## [Task requirements]
Where a line contains the word "data", copy that line.

>>>

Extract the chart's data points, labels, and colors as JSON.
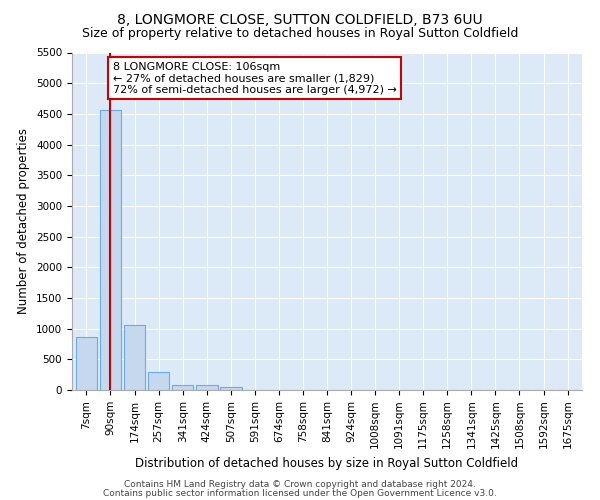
{
  "title": "8, LONGMORE CLOSE, SUTTON COLDFIELD, B73 6UU",
  "subtitle": "Size of property relative to detached houses in Royal Sutton Coldfield",
  "xlabel": "Distribution of detached houses by size in Royal Sutton Coldfield",
  "ylabel": "Number of detached properties",
  "categories": [
    "7sqm",
    "90sqm",
    "174sqm",
    "257sqm",
    "341sqm",
    "424sqm",
    "507sqm",
    "591sqm",
    "674sqm",
    "758sqm",
    "841sqm",
    "924sqm",
    "1008sqm",
    "1091sqm",
    "1175sqm",
    "1258sqm",
    "1341sqm",
    "1425sqm",
    "1508sqm",
    "1592sqm",
    "1675sqm"
  ],
  "values": [
    870,
    4570,
    1060,
    300,
    80,
    80,
    55,
    0,
    0,
    0,
    0,
    0,
    0,
    0,
    0,
    0,
    0,
    0,
    0,
    0,
    0
  ],
  "bar_color": "#c5d8ee",
  "bar_edge_color": "#6aabe8",
  "vline_x": 1.0,
  "vline_color": "#cc0000",
  "annotation_text": "8 LONGMORE CLOSE: 106sqm\n← 27% of detached houses are smaller (1,829)\n72% of semi-detached houses are larger (4,972) →",
  "annotation_box_color": "#ffffff",
  "annotation_box_edge_color": "#cc0000",
  "ylim": [
    0,
    5500
  ],
  "yticks": [
    0,
    500,
    1000,
    1500,
    2000,
    2500,
    3000,
    3500,
    4000,
    4500,
    5000,
    5500
  ],
  "plot_bg_color": "#dce9f7",
  "footer_line1": "Contains HM Land Registry data © Crown copyright and database right 2024.",
  "footer_line2": "Contains public sector information licensed under the Open Government Licence v3.0.",
  "title_fontsize": 10,
  "subtitle_fontsize": 9,
  "annotation_fontsize": 8,
  "tick_fontsize": 7.5,
  "xlabel_fontsize": 8.5,
  "ylabel_fontsize": 8.5,
  "footer_fontsize": 6.5
}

<<<

## [Exercise output]
Extract the chart's data points, labels, and colors as JSON.
  "footer_line1": "Contains HM Land Registry data © Crown copyright and database right 2024.",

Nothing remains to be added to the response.